(Structured figure records)
+-------+
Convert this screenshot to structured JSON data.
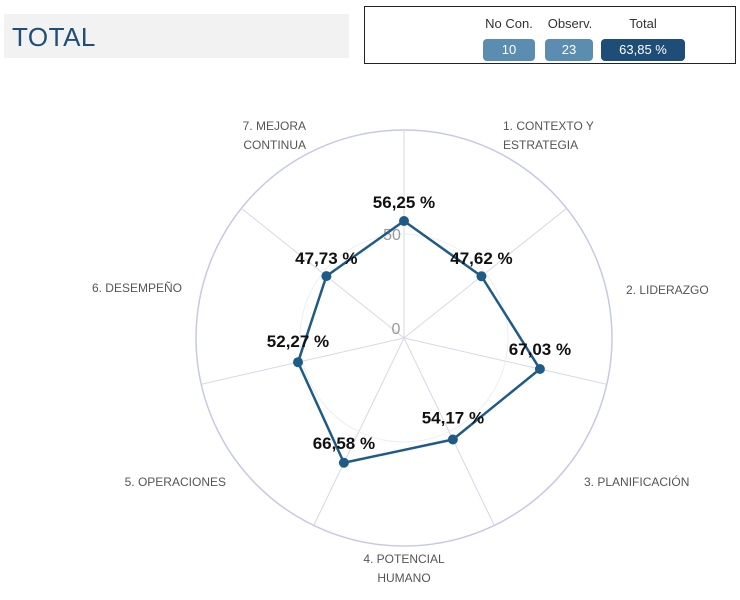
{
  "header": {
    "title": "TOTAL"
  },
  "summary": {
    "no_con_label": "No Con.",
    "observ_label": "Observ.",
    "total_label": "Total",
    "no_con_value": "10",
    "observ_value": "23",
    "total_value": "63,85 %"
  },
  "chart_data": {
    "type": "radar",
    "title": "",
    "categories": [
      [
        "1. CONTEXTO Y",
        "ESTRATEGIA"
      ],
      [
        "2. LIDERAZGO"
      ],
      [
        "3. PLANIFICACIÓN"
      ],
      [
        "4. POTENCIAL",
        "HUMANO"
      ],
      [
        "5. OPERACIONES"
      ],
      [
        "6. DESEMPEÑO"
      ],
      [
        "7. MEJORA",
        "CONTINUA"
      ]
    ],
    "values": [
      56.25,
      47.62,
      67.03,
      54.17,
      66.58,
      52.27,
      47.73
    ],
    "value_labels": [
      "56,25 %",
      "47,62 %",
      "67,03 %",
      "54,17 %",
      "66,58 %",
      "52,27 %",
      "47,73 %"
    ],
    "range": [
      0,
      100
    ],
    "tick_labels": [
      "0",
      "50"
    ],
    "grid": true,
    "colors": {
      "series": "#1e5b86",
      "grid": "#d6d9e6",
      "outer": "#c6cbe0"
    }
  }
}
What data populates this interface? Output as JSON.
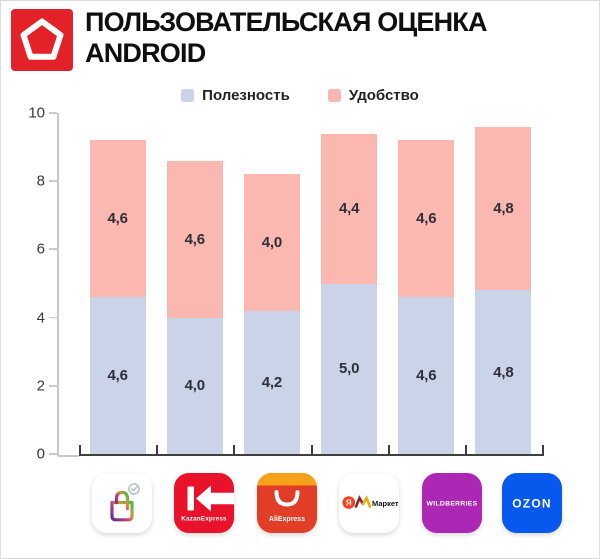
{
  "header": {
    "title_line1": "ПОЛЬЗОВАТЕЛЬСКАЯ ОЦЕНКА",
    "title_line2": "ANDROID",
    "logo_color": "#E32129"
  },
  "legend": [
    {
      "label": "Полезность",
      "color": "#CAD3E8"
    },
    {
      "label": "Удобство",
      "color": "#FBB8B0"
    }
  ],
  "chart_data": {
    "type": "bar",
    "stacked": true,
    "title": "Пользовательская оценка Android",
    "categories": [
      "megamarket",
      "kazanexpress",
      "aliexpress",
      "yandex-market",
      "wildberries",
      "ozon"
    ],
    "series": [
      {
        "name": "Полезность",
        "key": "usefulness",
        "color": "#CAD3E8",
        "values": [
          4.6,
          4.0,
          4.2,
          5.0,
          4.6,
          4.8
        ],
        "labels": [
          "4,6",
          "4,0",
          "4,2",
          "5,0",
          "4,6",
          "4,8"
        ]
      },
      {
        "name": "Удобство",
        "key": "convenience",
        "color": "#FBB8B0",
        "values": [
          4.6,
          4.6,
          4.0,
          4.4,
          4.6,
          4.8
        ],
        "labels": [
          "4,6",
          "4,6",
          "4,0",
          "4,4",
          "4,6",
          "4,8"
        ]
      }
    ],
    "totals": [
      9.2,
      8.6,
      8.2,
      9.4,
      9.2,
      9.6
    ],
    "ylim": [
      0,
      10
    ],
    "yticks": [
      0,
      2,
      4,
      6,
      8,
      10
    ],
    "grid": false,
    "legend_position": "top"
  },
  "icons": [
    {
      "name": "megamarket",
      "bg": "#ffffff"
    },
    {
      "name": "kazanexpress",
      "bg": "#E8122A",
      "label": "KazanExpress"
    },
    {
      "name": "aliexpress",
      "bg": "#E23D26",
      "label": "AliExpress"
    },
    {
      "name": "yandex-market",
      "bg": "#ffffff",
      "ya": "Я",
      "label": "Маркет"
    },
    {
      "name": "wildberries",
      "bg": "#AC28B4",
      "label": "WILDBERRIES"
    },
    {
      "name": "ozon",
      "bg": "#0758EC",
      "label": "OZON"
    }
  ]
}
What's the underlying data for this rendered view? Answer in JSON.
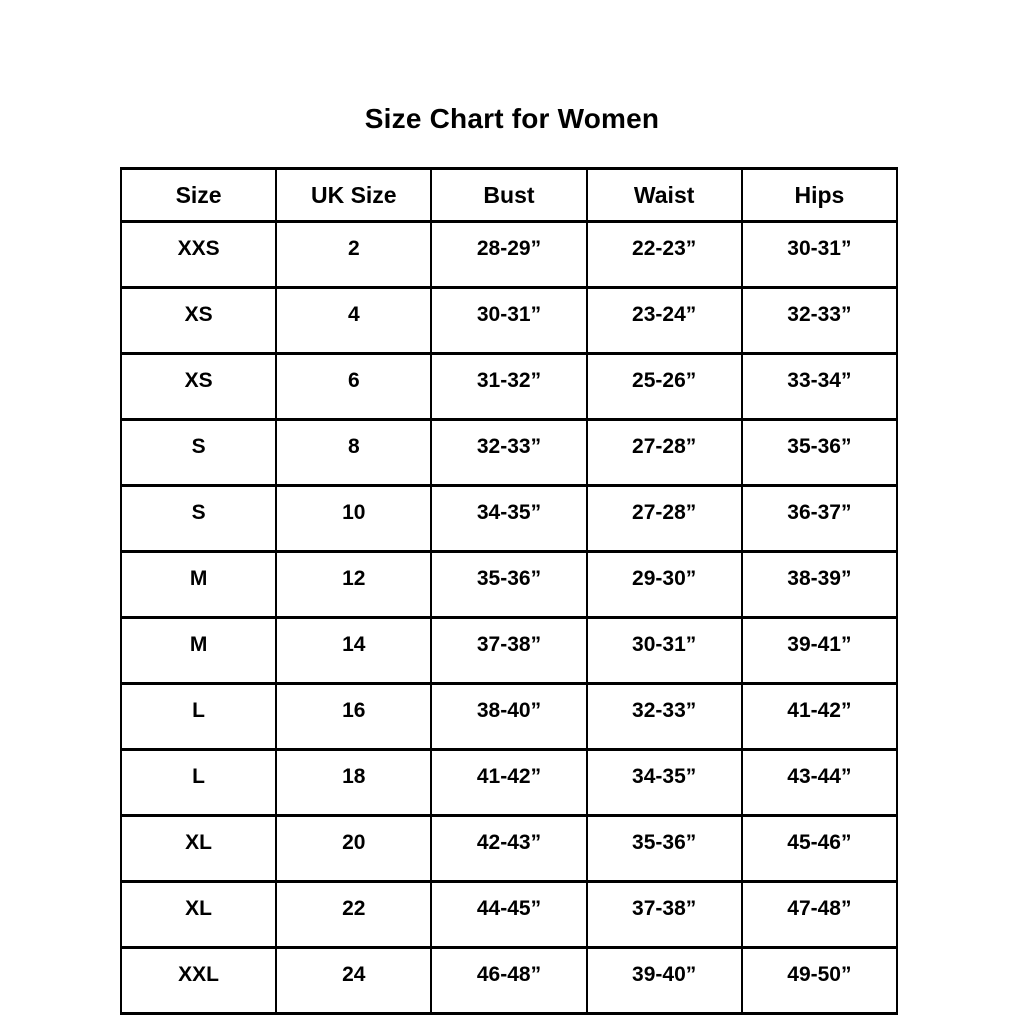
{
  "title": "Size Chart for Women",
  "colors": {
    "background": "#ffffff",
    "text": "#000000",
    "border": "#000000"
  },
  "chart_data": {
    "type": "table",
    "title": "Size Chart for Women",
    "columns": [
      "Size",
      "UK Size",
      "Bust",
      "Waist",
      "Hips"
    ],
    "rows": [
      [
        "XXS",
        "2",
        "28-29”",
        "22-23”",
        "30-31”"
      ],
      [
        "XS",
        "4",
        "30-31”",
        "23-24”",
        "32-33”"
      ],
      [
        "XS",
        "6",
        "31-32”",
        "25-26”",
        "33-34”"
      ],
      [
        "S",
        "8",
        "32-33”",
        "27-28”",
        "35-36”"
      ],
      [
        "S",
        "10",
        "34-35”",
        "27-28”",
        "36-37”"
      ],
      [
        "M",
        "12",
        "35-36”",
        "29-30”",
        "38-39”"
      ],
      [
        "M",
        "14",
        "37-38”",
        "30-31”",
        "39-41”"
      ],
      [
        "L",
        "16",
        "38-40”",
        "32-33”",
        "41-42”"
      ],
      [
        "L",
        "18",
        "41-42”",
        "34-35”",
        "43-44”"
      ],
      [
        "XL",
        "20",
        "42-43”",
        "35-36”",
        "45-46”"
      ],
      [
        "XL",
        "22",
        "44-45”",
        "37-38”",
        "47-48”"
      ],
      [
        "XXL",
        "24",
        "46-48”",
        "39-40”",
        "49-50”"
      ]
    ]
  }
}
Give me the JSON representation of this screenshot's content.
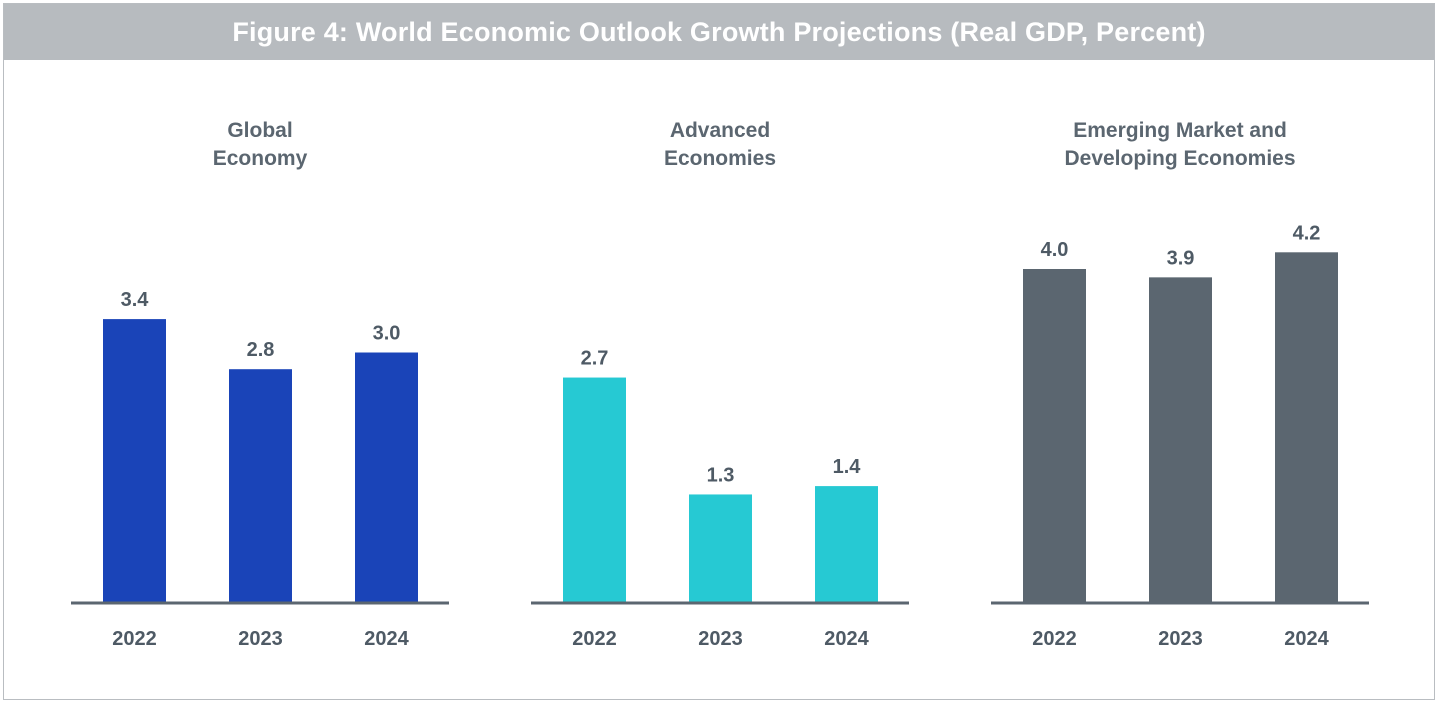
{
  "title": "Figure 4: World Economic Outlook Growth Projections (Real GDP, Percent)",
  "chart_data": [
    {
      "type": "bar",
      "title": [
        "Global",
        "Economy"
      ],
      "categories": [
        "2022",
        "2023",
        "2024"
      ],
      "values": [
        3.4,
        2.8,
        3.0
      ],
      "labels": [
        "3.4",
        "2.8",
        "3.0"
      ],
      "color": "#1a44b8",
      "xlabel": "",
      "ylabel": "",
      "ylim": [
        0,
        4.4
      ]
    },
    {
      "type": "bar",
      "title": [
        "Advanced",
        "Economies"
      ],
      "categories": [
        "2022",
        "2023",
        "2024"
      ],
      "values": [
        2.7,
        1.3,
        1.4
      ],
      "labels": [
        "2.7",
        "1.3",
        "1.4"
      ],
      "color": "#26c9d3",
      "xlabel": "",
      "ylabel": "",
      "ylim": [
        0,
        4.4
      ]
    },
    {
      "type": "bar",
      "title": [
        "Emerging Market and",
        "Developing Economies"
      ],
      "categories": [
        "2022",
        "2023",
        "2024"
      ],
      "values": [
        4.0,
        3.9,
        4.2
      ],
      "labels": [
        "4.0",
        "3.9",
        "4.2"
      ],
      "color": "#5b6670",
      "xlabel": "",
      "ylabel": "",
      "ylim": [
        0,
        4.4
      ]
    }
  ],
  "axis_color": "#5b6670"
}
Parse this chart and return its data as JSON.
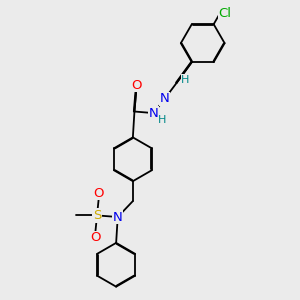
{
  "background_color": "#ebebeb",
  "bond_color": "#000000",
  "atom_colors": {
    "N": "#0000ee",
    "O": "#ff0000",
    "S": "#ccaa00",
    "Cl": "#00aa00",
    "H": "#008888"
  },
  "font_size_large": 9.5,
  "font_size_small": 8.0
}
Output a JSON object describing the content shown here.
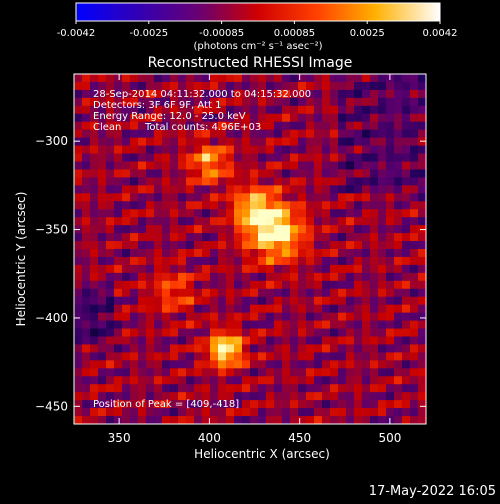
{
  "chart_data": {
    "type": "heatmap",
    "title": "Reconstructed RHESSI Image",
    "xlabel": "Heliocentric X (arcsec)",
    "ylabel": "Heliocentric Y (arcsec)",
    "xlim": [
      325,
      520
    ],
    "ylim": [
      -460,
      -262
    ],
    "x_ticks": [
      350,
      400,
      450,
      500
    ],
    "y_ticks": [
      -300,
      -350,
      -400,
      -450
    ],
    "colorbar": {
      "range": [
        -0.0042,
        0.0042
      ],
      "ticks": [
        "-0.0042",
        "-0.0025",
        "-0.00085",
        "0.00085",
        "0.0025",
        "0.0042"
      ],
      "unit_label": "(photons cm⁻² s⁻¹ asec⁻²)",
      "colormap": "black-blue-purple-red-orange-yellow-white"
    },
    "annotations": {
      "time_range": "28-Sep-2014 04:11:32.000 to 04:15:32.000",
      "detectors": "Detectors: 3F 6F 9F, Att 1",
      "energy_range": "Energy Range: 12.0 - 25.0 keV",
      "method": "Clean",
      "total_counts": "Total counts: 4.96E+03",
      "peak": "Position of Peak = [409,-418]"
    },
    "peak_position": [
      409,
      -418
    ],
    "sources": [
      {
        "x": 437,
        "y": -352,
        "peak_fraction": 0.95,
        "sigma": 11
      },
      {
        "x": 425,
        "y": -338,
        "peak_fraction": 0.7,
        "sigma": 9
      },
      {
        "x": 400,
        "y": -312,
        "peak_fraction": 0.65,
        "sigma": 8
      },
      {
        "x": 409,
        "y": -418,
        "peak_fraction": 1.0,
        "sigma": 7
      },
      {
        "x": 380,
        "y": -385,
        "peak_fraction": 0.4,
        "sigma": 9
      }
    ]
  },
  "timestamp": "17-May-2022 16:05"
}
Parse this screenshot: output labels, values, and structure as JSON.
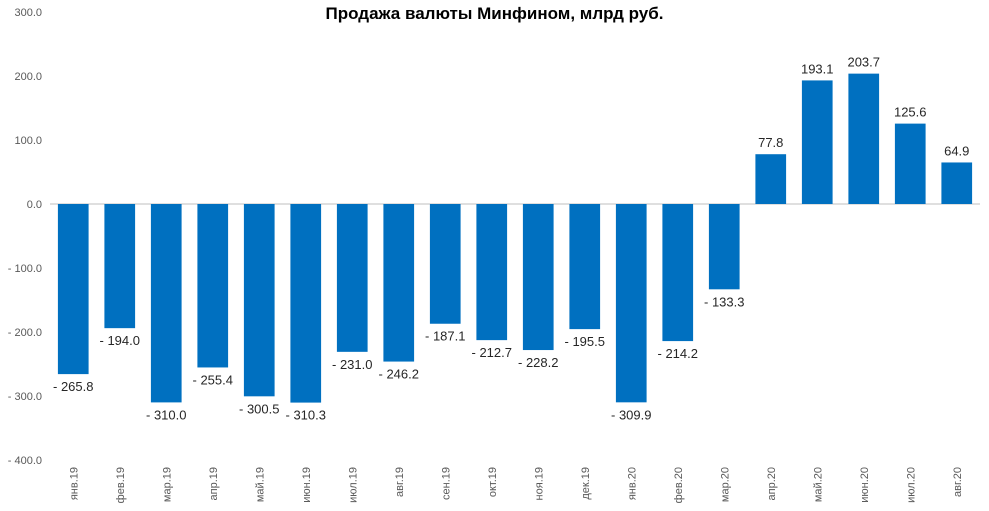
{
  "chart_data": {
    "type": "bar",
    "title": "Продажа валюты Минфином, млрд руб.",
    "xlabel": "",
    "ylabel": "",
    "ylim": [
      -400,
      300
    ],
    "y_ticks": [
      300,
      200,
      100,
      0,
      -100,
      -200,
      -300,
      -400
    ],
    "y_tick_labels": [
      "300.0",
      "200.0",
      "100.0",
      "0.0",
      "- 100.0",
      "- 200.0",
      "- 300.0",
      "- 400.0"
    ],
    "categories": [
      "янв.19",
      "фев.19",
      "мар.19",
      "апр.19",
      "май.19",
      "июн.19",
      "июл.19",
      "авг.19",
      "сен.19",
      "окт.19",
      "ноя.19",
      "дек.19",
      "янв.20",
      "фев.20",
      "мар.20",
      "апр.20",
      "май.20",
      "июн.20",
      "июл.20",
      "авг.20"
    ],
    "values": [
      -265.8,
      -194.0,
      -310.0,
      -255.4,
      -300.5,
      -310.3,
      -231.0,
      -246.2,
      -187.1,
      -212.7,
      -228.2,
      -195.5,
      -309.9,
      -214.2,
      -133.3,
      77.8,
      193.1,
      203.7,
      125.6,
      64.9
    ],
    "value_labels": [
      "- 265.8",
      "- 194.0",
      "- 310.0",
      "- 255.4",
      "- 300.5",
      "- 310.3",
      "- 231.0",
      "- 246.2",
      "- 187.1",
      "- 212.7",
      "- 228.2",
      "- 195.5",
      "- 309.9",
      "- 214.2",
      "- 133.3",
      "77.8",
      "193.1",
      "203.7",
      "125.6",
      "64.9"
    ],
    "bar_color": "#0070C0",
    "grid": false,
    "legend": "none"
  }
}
+-------+
# Exercise
Identify the lines that contain the string "this", and copy every one of them.

# The response
Convert this screenshot to structured JSON data.
What data populates this interface? Output as JSON.
What's the underlying data for this rendered view? Answer in JSON.
Give me the JSON representation of this screenshot's content.
Parse this chart and return its data as JSON.
Parse this screenshot: output labels, values, and structure as JSON.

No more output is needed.